What this task involves = Reproduce the records with "UI elements" replaced by "interface components" and everything else unchanged.

☆ ☆ ☆ ☆ ☆ ☆ ☆

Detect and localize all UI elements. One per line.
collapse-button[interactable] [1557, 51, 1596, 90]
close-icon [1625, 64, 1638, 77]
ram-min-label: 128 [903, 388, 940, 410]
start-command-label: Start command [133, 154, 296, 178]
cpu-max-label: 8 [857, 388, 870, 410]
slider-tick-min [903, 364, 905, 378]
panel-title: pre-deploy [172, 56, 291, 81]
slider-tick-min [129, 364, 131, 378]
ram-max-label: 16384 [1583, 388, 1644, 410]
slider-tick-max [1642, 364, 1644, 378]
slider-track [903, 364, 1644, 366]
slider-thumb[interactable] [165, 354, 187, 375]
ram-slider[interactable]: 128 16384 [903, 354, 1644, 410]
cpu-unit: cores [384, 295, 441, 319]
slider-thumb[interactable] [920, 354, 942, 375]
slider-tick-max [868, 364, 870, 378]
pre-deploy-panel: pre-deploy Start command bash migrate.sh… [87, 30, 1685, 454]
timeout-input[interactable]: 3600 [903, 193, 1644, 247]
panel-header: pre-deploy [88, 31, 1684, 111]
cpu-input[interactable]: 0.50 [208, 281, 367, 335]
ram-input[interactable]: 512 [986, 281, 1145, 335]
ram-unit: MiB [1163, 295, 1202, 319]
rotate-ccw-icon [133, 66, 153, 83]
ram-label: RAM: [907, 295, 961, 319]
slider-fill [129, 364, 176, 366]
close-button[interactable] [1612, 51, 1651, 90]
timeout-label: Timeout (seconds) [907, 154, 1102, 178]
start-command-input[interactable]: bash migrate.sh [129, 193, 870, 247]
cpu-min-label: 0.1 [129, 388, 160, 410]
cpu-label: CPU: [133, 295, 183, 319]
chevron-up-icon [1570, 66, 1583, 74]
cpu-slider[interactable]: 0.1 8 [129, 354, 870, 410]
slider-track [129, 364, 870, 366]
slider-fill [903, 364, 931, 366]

☆ ☆ ☆ ☆ ☆ ☆ ☆

Exercise solution =
Detect and localize all interface components. One per line.
collapse-button[interactable] [1557, 51, 1596, 90]
close-icon [1625, 64, 1638, 77]
ram-min-label: 128 [903, 388, 940, 410]
start-command-label: Start command [133, 154, 296, 178]
cpu-max-label: 8 [857, 388, 870, 410]
slider-tick-min [903, 364, 905, 378]
panel-title: pre-deploy [172, 56, 291, 81]
slider-tick-min [129, 364, 131, 378]
ram-max-label: 16384 [1583, 388, 1644, 410]
slider-tick-max [1642, 364, 1644, 378]
slider-track [903, 364, 1644, 366]
slider-thumb[interactable] [165, 354, 187, 375]
ram-slider[interactable]: 128 16384 [903, 354, 1644, 410]
cpu-unit: cores [384, 295, 441, 319]
slider-thumb[interactable] [920, 354, 942, 375]
slider-tick-max [868, 364, 870, 378]
pre-deploy-panel: pre-deploy Start command bash migrate.sh… [87, 30, 1685, 454]
timeout-input[interactable]: 3600 [903, 193, 1644, 247]
panel-header: pre-deploy [88, 31, 1684, 111]
cpu-input[interactable]: 0.50 [208, 281, 367, 335]
ram-input[interactable]: 512 [986, 281, 1145, 335]
ram-unit: MiB [1163, 295, 1202, 319]
rotate-ccw-icon [133, 66, 153, 83]
ram-label: RAM: [907, 295, 961, 319]
slider-fill [129, 364, 176, 366]
close-button[interactable] [1612, 51, 1651, 90]
timeout-label: Timeout (seconds) [907, 154, 1102, 178]
start-command-input[interactable]: bash migrate.sh [129, 193, 870, 247]
cpu-min-label: 0.1 [129, 388, 160, 410]
cpu-label: CPU: [133, 295, 183, 319]
chevron-up-icon [1570, 66, 1583, 74]
cpu-slider[interactable]: 0.1 8 [129, 354, 870, 410]
slider-track [129, 364, 870, 366]
slider-fill [903, 364, 931, 366]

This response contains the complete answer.